■ TASK GOAL
Print the complete set of entries exactly.

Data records
START
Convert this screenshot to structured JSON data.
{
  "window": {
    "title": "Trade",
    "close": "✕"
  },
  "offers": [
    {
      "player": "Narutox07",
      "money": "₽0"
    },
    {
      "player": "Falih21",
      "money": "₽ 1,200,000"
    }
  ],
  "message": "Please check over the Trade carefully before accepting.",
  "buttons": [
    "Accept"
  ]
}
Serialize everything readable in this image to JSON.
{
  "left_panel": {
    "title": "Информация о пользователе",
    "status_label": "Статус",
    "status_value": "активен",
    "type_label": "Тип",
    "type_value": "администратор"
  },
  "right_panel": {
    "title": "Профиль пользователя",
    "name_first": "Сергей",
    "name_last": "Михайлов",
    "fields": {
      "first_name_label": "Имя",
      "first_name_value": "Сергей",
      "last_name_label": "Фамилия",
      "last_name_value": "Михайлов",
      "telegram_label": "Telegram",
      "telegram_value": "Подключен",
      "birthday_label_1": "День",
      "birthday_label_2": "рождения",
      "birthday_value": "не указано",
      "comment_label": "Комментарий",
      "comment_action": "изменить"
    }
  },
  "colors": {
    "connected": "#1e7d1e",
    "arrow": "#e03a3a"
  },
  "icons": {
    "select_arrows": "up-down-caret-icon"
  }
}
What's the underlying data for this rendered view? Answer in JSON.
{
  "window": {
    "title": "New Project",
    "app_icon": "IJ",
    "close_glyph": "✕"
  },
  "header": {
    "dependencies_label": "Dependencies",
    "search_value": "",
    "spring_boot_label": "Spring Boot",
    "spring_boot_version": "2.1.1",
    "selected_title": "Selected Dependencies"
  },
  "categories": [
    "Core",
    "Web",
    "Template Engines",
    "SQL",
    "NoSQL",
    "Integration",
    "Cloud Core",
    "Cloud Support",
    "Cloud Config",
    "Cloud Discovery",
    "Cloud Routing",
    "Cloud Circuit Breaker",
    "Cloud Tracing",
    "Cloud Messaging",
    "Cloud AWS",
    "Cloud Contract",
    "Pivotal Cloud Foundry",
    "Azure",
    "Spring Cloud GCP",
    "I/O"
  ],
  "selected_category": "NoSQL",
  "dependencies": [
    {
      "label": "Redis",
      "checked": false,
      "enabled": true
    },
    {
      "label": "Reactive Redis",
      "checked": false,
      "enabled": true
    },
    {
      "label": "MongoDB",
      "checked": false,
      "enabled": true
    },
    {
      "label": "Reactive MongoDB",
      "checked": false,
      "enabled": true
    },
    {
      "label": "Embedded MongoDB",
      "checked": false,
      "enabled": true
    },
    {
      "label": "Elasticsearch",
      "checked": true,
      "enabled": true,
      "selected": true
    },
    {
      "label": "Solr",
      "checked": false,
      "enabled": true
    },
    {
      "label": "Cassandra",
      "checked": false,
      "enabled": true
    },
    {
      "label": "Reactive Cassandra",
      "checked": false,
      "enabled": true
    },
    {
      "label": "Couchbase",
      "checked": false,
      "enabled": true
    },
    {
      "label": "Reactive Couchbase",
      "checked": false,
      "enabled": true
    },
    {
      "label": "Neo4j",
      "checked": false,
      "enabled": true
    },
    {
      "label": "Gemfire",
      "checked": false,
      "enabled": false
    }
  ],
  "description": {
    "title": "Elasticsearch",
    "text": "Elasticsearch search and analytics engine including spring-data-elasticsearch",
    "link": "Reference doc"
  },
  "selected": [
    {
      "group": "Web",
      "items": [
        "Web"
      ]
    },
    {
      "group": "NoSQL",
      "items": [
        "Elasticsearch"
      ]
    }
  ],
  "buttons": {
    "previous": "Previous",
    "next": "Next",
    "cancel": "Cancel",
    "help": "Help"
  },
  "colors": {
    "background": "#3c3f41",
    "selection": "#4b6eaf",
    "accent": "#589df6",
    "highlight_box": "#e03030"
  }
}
END
■ FULL ANSWER
Convert this screenshot to structured JSON data.
{
  "window": {
    "title": "Trade",
    "close": "✕"
  },
  "offers": [
    {
      "player": "Narutox07",
      "money": "₽0"
    },
    {
      "player": "Falih21",
      "money": "₽ 1,200,000"
    }
  ],
  "message": "Please check over the Trade carefully before accepting.",
  "buttons": [
    "Accept"
  ]
}
Serialize everything readable in this image to JSON.
{
  "left_panel": {
    "title": "Информация о пользователе",
    "status_label": "Статус",
    "status_value": "активен",
    "type_label": "Тип",
    "type_value": "администратор"
  },
  "right_panel": {
    "title": "Профиль пользователя",
    "name_first": "Сергей",
    "name_last": "Михайлов",
    "fields": {
      "first_name_label": "Имя",
      "first_name_value": "Сергей",
      "last_name_label": "Фамилия",
      "last_name_value": "Михайлов",
      "telegram_label": "Telegram",
      "telegram_value": "Подключен",
      "birthday_label_1": "День",
      "birthday_label_2": "рождения",
      "birthday_value": "не указано",
      "comment_label": "Комментарий",
      "comment_action": "изменить"
    }
  },
  "colors": {
    "connected": "#1e7d1e",
    "arrow": "#e03a3a"
  },
  "icons": {
    "select_arrows": "up-down-caret-icon"
  }
}
What's the underlying data for this rendered view? Answer in JSON.
{
  "window": {
    "title": "New Project",
    "app_icon": "IJ",
    "close_glyph": "✕"
  },
  "header": {
    "dependencies_label": "Dependencies",
    "search_value": "",
    "spring_boot_label": "Spring Boot",
    "spring_boot_version": "2.1.1",
    "selected_title": "Selected Dependencies"
  },
  "categories": [
    "Core",
    "Web",
    "Template Engines",
    "SQL",
    "NoSQL",
    "Integration",
    "Cloud Core",
    "Cloud Support",
    "Cloud Config",
    "Cloud Discovery",
    "Cloud Routing",
    "Cloud Circuit Breaker",
    "Cloud Tracing",
    "Cloud Messaging",
    "Cloud AWS",
    "Cloud Contract",
    "Pivotal Cloud Foundry",
    "Azure",
    "Spring Cloud GCP",
    "I/O"
  ],
  "selected_category": "NoSQL",
  "dependencies": [
    {
      "label": "Redis",
      "checked": false,
      "enabled": true
    },
    {
      "label": "Reactive Redis",
      "checked": false,
      "enabled": true
    },
    {
      "label": "MongoDB",
      "checked": false,
      "enabled": true
    },
    {
      "label": "Reactive MongoDB",
      "checked": false,
      "enabled": true
    },
    {
      "label": "Embedded MongoDB",
      "checked": false,
      "enabled": true
    },
    {
      "label": "Elasticsearch",
      "checked": true,
      "enabled": true,
      "selected": true
    },
    {
      "label": "Solr",
      "checked": false,
      "enabled": true
    },
    {
      "label": "Cassandra",
      "checked": false,
      "enabled": true
    },
    {
      "label": "Reactive Cassandra",
      "checked": false,
      "enabled": true
    },
    {
      "label": "Couchbase",
      "checked": false,
      "enabled": true
    },
    {
      "label": "Reactive Couchbase",
      "checked": false,
      "enabled": true
    },
    {
      "label": "Neo4j",
      "checked": false,
      "enabled": true
    },
    {
      "label": "Gemfire",
      "checked": false,
      "enabled": false
    }
  ],
  "description": {
    "title": "Elasticsearch",
    "text": "Elasticsearch search and analytics engine including spring-data-elasticsearch",
    "link": "Reference doc"
  },
  "selected": [
    {
      "group": "Web",
      "items": [
        "Web"
      ]
    },
    {
      "group": "NoSQL",
      "items": [
        "Elasticsearch"
      ]
    }
  ],
  "buttons": {
    "previous": "Previous",
    "next": "Next",
    "cancel": "Cancel",
    "help": "Help"
  },
  "colors": {
    "background": "#3c3f41",
    "selection": "#4b6eaf",
    "accent": "#589df6",
    "highlight_box": "#e03030"
  }
}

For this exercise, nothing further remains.